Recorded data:
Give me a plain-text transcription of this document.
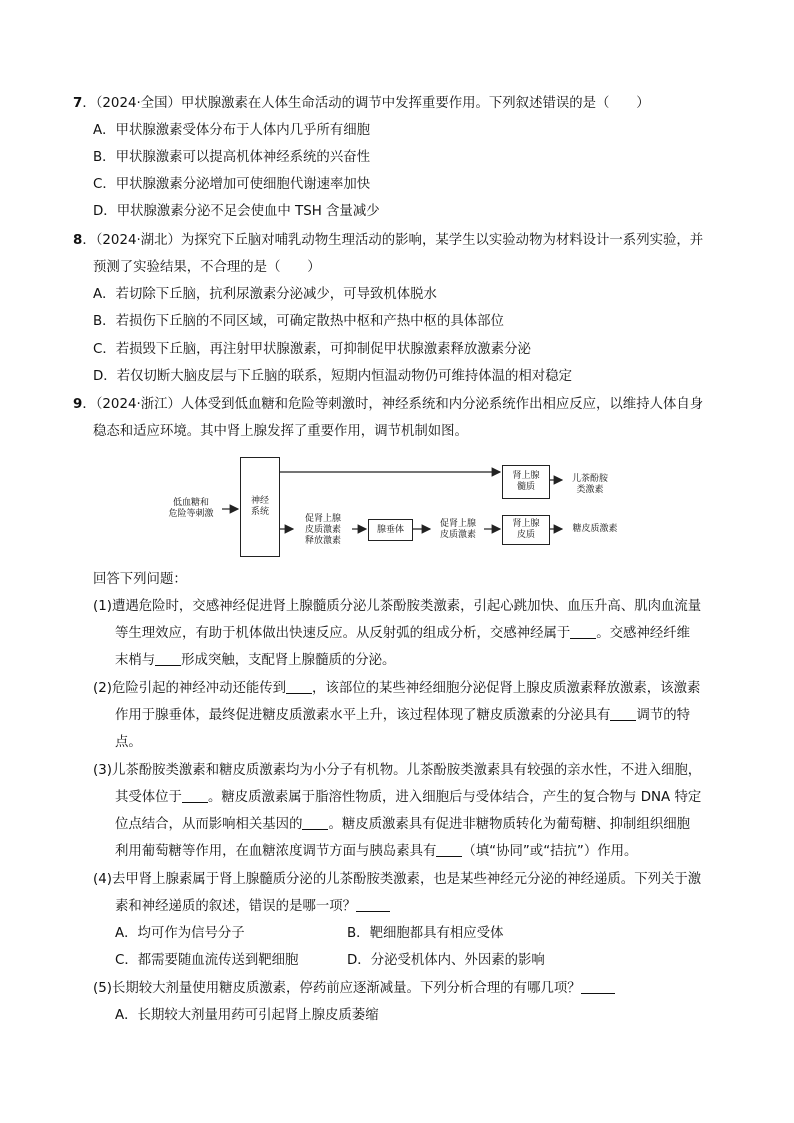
7．（2024·全国）甲状腺激素在人体生命活动的调节中发挥重要作用。下列叙述错误的是（　　）
A．甲状腺激素受体分布于人体内几乎所有细胞
B．甲状腺激素可以提高机体神经系统的兴奋性
C．甲状腺激素分泌增加可使细胞代谢速率加快
D．甲状腺激素分泌不足会使血中 TSH 含量减少
8．（2024·湖北）为探究下丘脑对哺乳动物生理活动的影响，某学生以实验动物为材料设计一系列实验，并
预测了实验结果，不合理的是（　　）
A．若切除下丘脑，抗利尿激素分泌减少，可导致机体脱水
B．若损伤下丘脑的不同区域，可确定散热中枢和产热中枢的具体部位
C．若损毁下丘脑，再注射甲状腺激素，可抑制促甲状腺激素释放激素分泌
D．若仅切断大脑皮层与下丘脑的联系，短期内恒温动物仍可维持体温的相对稳定
9．（2024·浙江）人体受到低血糖和危险等刺激时，神经系统和内分泌系统作出相应反应，以维持人体自身
稳态和适应环境。其中肾上腺发挥了重要作用，调节机制如图。
低血糖和
危险等刺激
神经
系统
肾上腺
髓质
儿茶酚胺
类激素
促肾上腺
皮质激素
释放激素
腺垂体
促肾上腺
皮质激素
肾上腺
皮质
糖皮质激素
回答下列问题：
(1)遭遇危险时，交感神经促进肾上腺髓质分泌儿茶酚胺类激素，引起心跳加快、血压升高、肌肉血流量
等生理效应，有助于机体做出快速反应。从反射弧的组成分析，交感神经属于 。交感神经纤维
末梢与 形成突触，支配肾上腺髓质的分泌。
(2)危险引起的神经冲动还能传到 ，该部位的某些神经细胞分泌促肾上腺皮质激素释放激素，该激素
作用于腺垂体，最终促进糖皮质激素水平上升，该过程体现了糖皮质激素的分泌具有 调节的特
点。
(3)儿茶酚胺类激素和糖皮质激素均为小分子有机物。儿茶酚胺类激素具有较强的亲水性，不进入细胞，
其受体位于 。糖皮质激素属于脂溶性物质，进入细胞后与受体结合，产生的复合物与 DNA 特定
位点结合，从而影响相关基因的 。糖皮质激素具有促进非糖物质转化为葡萄糖、抑制组织细胞
利用葡萄糖等作用，在血糖浓度调节方面与胰岛素具有 （填“协同”或“拮抗”）作用。
(4)去甲肾上腺素属于肾上腺髓质分泌的儿茶酚胺类激素，也是某些神经元分泌的神经递质。下列关于激
素和神经递质的叙述，错误的是哪一项？
A．均可作为信号分子	B．靶细胞都具有相应受体
C．都需要随血流传送到靶细胞	D．分泌受机体内、外因素的影响
(5)长期较大剂量使用糖皮质激素，停药前应逐渐减量。下列分析合理的有哪几项？
A．长期较大剂量用药可引起肾上腺皮质萎缩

Direction: Copy out every line of the material above exactly, skipping the pictures.

Response for this exercise:
Give me a plain-text transcription of this document.
7．（2024·全国）甲状腺激素在人体生命活动的调节中发挥重要作用。下列叙述错误的是（　　）
A．甲状腺激素受体分布于人体内几乎所有细胞
B．甲状腺激素可以提高机体神经系统的兴奋性
C．甲状腺激素分泌增加可使细胞代谢速率加快
D．甲状腺激素分泌不足会使血中 TSH 含量减少
8．（2024·湖北）为探究下丘脑对哺乳动物生理活动的影响，某学生以实验动物为材料设计一系列实验，并
预测了实验结果，不合理的是（　　）
A．若切除下丘脑，抗利尿激素分泌减少，可导致机体脱水
B．若损伤下丘脑的不同区域，可确定散热中枢和产热中枢的具体部位
C．若损毁下丘脑，再注射甲状腺激素，可抑制促甲状腺激素释放激素分泌
D．若仅切断大脑皮层与下丘脑的联系，短期内恒温动物仍可维持体温的相对稳定
9．（2024·浙江）人体受到低血糖和危险等刺激时，神经系统和内分泌系统作出相应反应，以维持人体自身
稳态和适应环境。其中肾上腺发挥了重要作用，调节机制如图。
低血糖和
危险等刺激
神经
系统
肾上腺
髓质
儿茶酚胺
类激素
促肾上腺
皮质激素
释放激素
腺垂体
促肾上腺
皮质激素
肾上腺
皮质
糖皮质激素
回答下列问题：
(1)遭遇危险时，交感神经促进肾上腺髓质分泌儿茶酚胺类激素，引起心跳加快、血压升高、肌肉血流量
等生理效应，有助于机体做出快速反应。从反射弧的组成分析，交感神经属于 。交感神经纤维
末梢与 形成突触，支配肾上腺髓质的分泌。
(2)危险引起的神经冲动还能传到 ，该部位的某些神经细胞分泌促肾上腺皮质激素释放激素，该激素
作用于腺垂体，最终促进糖皮质激素水平上升，该过程体现了糖皮质激素的分泌具有 调节的特
点。
(3)儿茶酚胺类激素和糖皮质激素均为小分子有机物。儿茶酚胺类激素具有较强的亲水性，不进入细胞，
其受体位于 。糖皮质激素属于脂溶性物质，进入细胞后与受体结合，产生的复合物与 DNA 特定
位点结合，从而影响相关基因的 。糖皮质激素具有促进非糖物质转化为葡萄糖、抑制组织细胞
利用葡萄糖等作用，在血糖浓度调节方面与胰岛素具有 （填“协同”或“拮抗”）作用。
(4)去甲肾上腺素属于肾上腺髓质分泌的儿茶酚胺类激素，也是某些神经元分泌的神经递质。下列关于激
素和神经递质的叙述，错误的是哪一项？
A．均可作为信号分子	B．靶细胞都具有相应受体
C．都需要随血流传送到靶细胞	D．分泌受机体内、外因素的影响
(5)长期较大剂量使用糖皮质激素，停药前应逐渐减量。下列分析合理的有哪几项？
A．长期较大剂量用药可引起肾上腺皮质萎缩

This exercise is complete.